··· Provided data ···

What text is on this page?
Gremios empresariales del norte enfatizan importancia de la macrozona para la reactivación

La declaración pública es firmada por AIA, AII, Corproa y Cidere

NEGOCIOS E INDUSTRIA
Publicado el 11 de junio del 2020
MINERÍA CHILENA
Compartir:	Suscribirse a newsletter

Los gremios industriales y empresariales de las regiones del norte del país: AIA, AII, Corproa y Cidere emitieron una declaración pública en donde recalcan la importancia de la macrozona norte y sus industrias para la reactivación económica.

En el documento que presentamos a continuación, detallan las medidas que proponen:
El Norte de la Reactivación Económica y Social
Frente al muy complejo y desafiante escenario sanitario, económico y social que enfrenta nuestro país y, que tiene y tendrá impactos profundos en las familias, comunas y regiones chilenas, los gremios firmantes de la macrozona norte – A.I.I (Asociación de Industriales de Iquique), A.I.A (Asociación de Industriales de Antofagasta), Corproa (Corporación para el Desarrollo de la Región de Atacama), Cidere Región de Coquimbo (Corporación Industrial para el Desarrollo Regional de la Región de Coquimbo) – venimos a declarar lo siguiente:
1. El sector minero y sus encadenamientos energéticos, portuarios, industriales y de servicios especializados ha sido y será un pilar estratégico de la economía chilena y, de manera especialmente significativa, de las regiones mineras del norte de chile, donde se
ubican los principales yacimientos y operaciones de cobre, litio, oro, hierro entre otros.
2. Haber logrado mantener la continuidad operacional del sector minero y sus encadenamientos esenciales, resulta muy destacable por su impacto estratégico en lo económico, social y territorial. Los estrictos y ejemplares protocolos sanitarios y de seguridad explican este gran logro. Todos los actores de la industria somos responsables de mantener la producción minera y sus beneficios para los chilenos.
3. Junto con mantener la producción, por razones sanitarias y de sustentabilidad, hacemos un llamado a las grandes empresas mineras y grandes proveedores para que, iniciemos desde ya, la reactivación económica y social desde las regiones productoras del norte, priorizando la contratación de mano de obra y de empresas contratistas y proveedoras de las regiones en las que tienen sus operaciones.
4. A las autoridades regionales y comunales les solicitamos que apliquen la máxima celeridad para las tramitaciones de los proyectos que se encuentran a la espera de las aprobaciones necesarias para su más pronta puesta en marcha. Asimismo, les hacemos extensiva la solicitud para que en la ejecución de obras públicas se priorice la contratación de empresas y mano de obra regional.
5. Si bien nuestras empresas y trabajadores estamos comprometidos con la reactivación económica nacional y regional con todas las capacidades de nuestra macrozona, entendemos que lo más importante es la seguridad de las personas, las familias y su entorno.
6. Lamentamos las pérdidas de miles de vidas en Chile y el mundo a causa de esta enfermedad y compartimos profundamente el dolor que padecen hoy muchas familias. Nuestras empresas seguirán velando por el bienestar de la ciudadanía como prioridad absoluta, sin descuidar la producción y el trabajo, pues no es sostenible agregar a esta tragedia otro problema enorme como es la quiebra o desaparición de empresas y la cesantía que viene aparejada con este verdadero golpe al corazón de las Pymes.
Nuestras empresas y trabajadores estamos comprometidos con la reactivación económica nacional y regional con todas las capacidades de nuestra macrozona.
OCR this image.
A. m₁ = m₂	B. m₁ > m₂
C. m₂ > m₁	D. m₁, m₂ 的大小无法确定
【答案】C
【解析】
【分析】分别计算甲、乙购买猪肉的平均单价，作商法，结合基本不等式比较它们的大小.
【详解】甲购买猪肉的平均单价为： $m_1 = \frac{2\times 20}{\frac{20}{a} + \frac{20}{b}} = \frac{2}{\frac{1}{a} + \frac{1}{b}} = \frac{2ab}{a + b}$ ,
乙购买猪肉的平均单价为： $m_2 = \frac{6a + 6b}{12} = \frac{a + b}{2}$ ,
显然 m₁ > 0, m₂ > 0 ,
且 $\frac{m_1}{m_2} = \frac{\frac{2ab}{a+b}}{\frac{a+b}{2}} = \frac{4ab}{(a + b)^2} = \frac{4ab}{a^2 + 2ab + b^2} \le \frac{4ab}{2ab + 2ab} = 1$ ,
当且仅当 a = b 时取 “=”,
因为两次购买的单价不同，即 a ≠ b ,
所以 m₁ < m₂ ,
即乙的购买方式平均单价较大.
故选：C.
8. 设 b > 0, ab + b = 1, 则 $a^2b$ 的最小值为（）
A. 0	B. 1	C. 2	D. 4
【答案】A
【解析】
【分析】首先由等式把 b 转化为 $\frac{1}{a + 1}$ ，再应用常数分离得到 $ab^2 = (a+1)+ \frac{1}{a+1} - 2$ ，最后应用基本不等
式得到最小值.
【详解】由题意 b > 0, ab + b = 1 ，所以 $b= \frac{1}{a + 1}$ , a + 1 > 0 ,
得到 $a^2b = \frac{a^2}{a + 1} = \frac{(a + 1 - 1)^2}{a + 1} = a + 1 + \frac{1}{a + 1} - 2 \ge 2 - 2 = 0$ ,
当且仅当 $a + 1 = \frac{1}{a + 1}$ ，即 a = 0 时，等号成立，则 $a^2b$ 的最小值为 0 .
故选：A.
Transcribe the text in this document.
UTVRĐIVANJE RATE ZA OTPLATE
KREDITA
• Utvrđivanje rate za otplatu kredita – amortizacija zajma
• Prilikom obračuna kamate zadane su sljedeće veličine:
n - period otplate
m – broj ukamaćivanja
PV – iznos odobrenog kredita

···

Problem to work on:
Exactly reproduce the lines beginning with the one that contains "OCR this image." and ending with the last line of the material, both included. Leave out everything else.

Complete response:
OCR this image.
A. m₁ = m₂	B. m₁ > m₂
C. m₂ > m₁	D. m₁, m₂ 的大小无法确定
【答案】C
【解析】
【分析】分别计算甲、乙购买猪肉的平均单价，作商法，结合基本不等式比较它们的大小.
【详解】甲购买猪肉的平均单价为： $m_1 = \frac{2\times 20}{\frac{20}{a} + \frac{20}{b}} = \frac{2}{\frac{1}{a} + \frac{1}{b}} = \frac{2ab}{a + b}$ ,
乙购买猪肉的平均单价为： $m_2 = \frac{6a + 6b}{12} = \frac{a + b}{2}$ ,
显然 m₁ > 0, m₂ > 0 ,
且 $\frac{m_1}{m_2} = \frac{\frac{2ab}{a+b}}{\frac{a+b}{2}} = \frac{4ab}{(a + b)^2} = \frac{4ab}{a^2 + 2ab + b^2} \le \frac{4ab}{2ab + 2ab} = 1$ ,
当且仅当 a = b 时取 “=”,
因为两次购买的单价不同，即 a ≠ b ,
所以 m₁ < m₂ ,
即乙的购买方式平均单价较大.
故选：C.
8. 设 b > 0, ab + b = 1, 则 $a^2b$ 的最小值为（）
A. 0	B. 1	C. 2	D. 4
【答案】A
【解析】
【分析】首先由等式把 b 转化为 $\frac{1}{a + 1}$ ，再应用常数分离得到 $ab^2 = (a+1)+ \frac{1}{a+1} - 2$ ，最后应用基本不等
式得到最小值.
【详解】由题意 b > 0, ab + b = 1 ，所以 $b= \frac{1}{a + 1}$ , a + 1 > 0 ,
得到 $a^2b = \frac{a^2}{a + 1} = \frac{(a + 1 - 1)^2}{a + 1} = a + 1 + \frac{1}{a + 1} - 2 \ge 2 - 2 = 0$ ,
当且仅当 $a + 1 = \frac{1}{a + 1}$ ，即 a = 0 时，等号成立，则 $a^2b$ 的最小值为 0 .
故选：A.
Transcribe the text in this document.
UTVRĐIVANJE RATE ZA OTPLATE
KREDITA
• Utvrđivanje rate za otplatu kredita – amortizacija zajma
• Prilikom obračuna kamate zadane su sljedeće veličine:
n - period otplate
m – broj ukamaćivanja
PV – iznos odobrenog kredita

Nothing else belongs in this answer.